**Problem**. Return the records that follow unaltered. Omit every picture.

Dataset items
·····
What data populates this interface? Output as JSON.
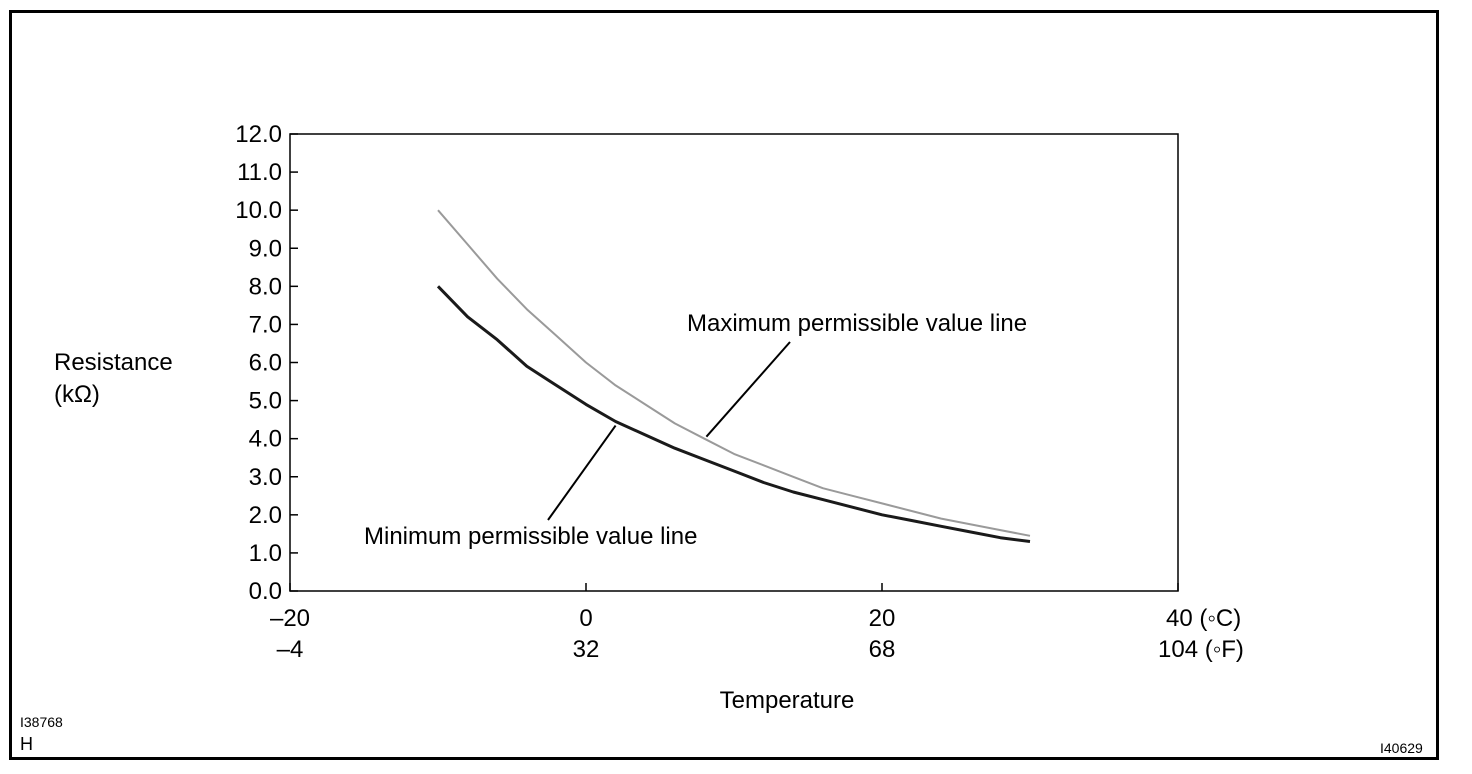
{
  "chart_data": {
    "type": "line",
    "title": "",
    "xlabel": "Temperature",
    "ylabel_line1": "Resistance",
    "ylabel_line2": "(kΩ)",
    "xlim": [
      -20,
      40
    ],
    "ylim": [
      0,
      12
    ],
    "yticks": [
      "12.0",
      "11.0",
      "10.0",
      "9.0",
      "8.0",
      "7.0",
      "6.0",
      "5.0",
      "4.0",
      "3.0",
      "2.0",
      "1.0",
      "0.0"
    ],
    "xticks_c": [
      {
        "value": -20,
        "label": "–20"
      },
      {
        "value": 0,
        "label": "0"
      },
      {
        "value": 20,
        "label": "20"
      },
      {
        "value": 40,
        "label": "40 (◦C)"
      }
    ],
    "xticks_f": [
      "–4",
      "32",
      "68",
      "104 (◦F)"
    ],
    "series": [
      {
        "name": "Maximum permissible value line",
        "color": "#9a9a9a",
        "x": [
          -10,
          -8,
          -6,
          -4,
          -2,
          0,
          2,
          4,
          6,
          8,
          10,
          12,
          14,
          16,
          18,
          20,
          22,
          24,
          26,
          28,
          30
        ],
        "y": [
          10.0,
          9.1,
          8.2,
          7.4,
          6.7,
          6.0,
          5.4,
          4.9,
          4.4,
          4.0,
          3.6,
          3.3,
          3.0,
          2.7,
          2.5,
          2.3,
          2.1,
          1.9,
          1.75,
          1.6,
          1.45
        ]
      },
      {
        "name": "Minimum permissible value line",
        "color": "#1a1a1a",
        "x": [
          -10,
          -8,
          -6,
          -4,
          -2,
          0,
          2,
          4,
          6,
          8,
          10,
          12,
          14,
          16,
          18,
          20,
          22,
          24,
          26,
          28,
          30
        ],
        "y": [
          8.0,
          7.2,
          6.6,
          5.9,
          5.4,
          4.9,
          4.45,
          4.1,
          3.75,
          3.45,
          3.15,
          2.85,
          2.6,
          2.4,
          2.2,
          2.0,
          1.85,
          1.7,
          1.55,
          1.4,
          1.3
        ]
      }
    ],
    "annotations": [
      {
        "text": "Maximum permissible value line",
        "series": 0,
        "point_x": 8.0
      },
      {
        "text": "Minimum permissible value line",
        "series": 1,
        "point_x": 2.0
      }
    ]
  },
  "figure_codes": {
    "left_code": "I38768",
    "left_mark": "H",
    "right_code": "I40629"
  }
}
·····
**Expected answer**.
What data populates this interface? Output as JSON.
{
  "chart_data": {
    "type": "line",
    "title": "",
    "xlabel": "Temperature",
    "ylabel_line1": "Resistance",
    "ylabel_line2": "(kΩ)",
    "xlim": [
      -20,
      40
    ],
    "ylim": [
      0,
      12
    ],
    "yticks": [
      "12.0",
      "11.0",
      "10.0",
      "9.0",
      "8.0",
      "7.0",
      "6.0",
      "5.0",
      "4.0",
      "3.0",
      "2.0",
      "1.0",
      "0.0"
    ],
    "xticks_c": [
      {
        "value": -20,
        "label": "–20"
      },
      {
        "value": 0,
        "label": "0"
      },
      {
        "value": 20,
        "label": "20"
      },
      {
        "value": 40,
        "label": "40 (◦C)"
      }
    ],
    "xticks_f": [
      "–4",
      "32",
      "68",
      "104 (◦F)"
    ],
    "series": [
      {
        "name": "Maximum permissible value line",
        "color": "#9a9a9a",
        "x": [
          -10,
          -8,
          -6,
          -4,
          -2,
          0,
          2,
          4,
          6,
          8,
          10,
          12,
          14,
          16,
          18,
          20,
          22,
          24,
          26,
          28,
          30
        ],
        "y": [
          10.0,
          9.1,
          8.2,
          7.4,
          6.7,
          6.0,
          5.4,
          4.9,
          4.4,
          4.0,
          3.6,
          3.3,
          3.0,
          2.7,
          2.5,
          2.3,
          2.1,
          1.9,
          1.75,
          1.6,
          1.45
        ]
      },
      {
        "name": "Minimum permissible value line",
        "color": "#1a1a1a",
        "x": [
          -10,
          -8,
          -6,
          -4,
          -2,
          0,
          2,
          4,
          6,
          8,
          10,
          12,
          14,
          16,
          18,
          20,
          22,
          24,
          26,
          28,
          30
        ],
        "y": [
          8.0,
          7.2,
          6.6,
          5.9,
          5.4,
          4.9,
          4.45,
          4.1,
          3.75,
          3.45,
          3.15,
          2.85,
          2.6,
          2.4,
          2.2,
          2.0,
          1.85,
          1.7,
          1.55,
          1.4,
          1.3
        ]
      }
    ],
    "annotations": [
      {
        "text": "Maximum permissible value line",
        "series": 0,
        "point_x": 8.0
      },
      {
        "text": "Minimum permissible value line",
        "series": 1,
        "point_x": 2.0
      }
    ]
  },
  "figure_codes": {
    "left_code": "I38768",
    "left_mark": "H",
    "right_code": "I40629"
  }
}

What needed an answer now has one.